• [Task inputs]:
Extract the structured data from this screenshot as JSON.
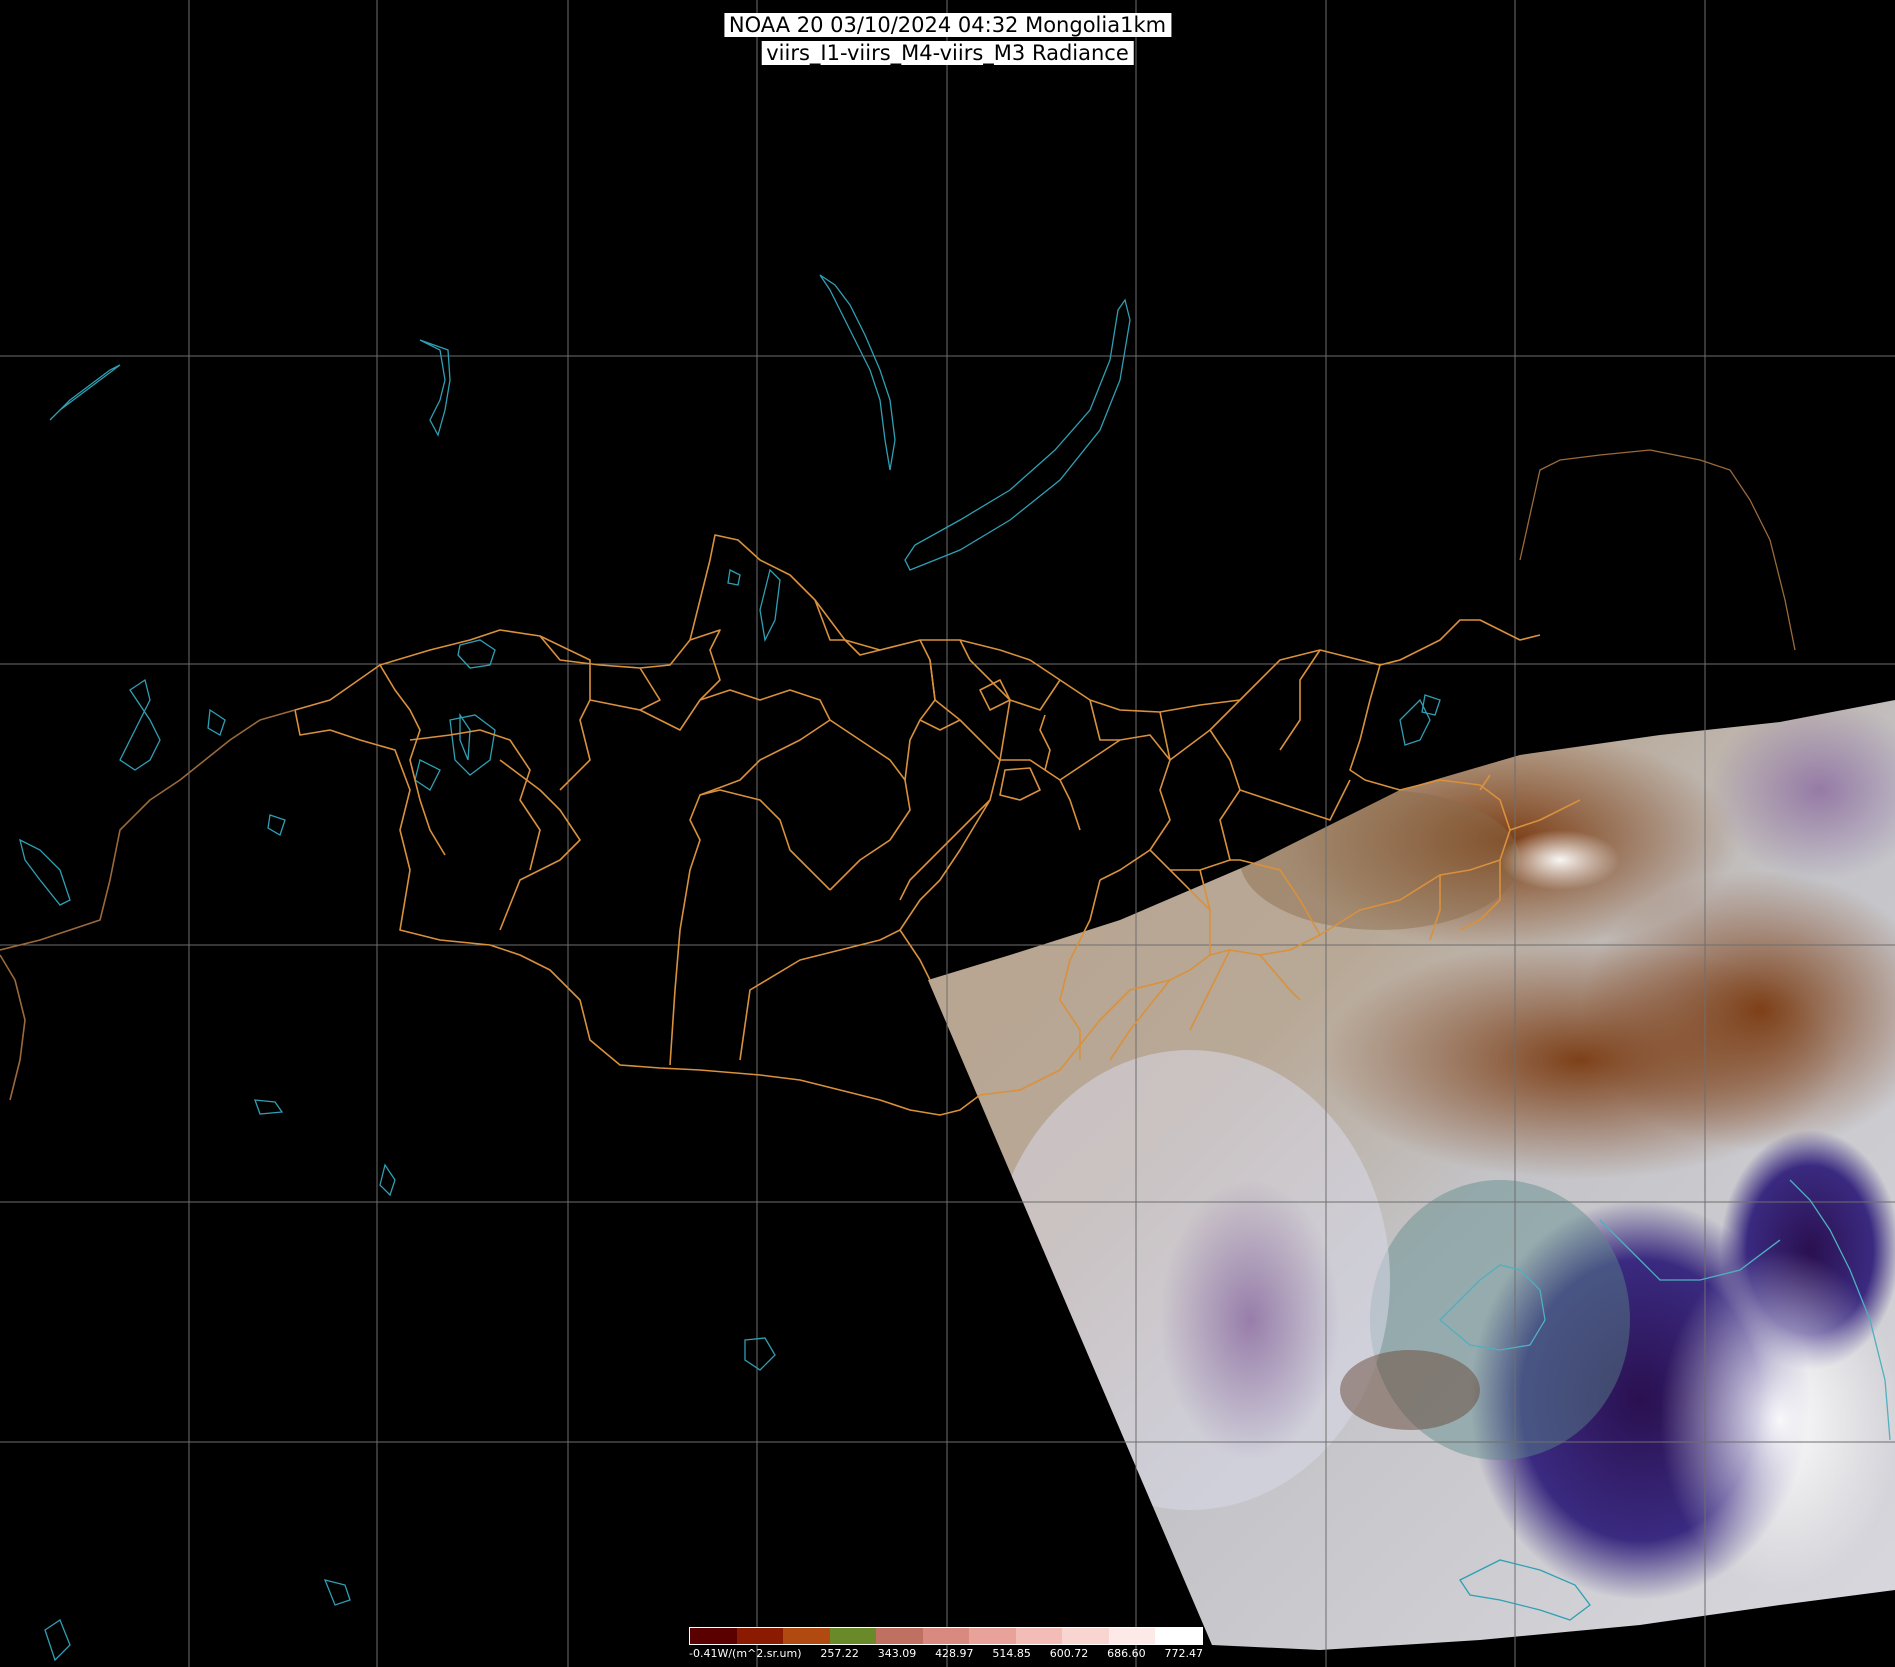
{
  "title": {
    "line1": "NOAA 20 03/10/2024 04:32 Mongolia1km",
    "line2": "viirs_I1-viirs_M4-viirs_M3 Radiance"
  },
  "map": {
    "graticule_color": "#6e6e6e",
    "border_color": "#d9913c",
    "water_color": "#2f9fb4",
    "background_color": "#000000"
  },
  "legend": {
    "unit_label": "-0.41W/(m^2.sr.um)",
    "ticks": [
      "257.22",
      "343.09",
      "428.97",
      "514.85",
      "600.72",
      "686.60",
      "772.47"
    ],
    "colors": [
      "#5a0000",
      "#8a1a00",
      "#b04a10",
      "#6a8a2a",
      "#c07060",
      "#d98a80",
      "#e9a29a",
      "#f4bcb6",
      "#f9d5d1",
      "#fde9e7",
      "#ffffff"
    ]
  }
}
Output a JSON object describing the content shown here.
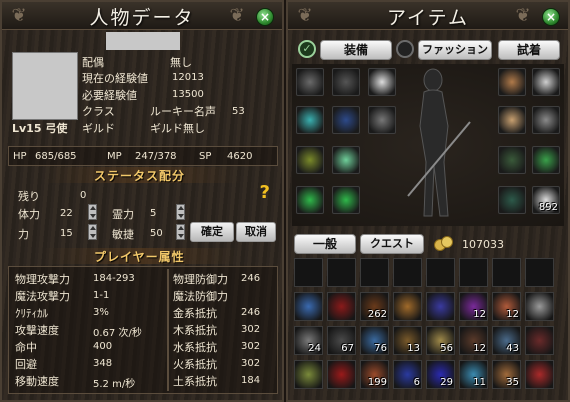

• [Task goal]:
Using the records above, gather all lines where the string "JSON" is present.

• [Finished task]:
Extract the structured data from this screenshot as JSON.
Output a JSON object describing the content shown here.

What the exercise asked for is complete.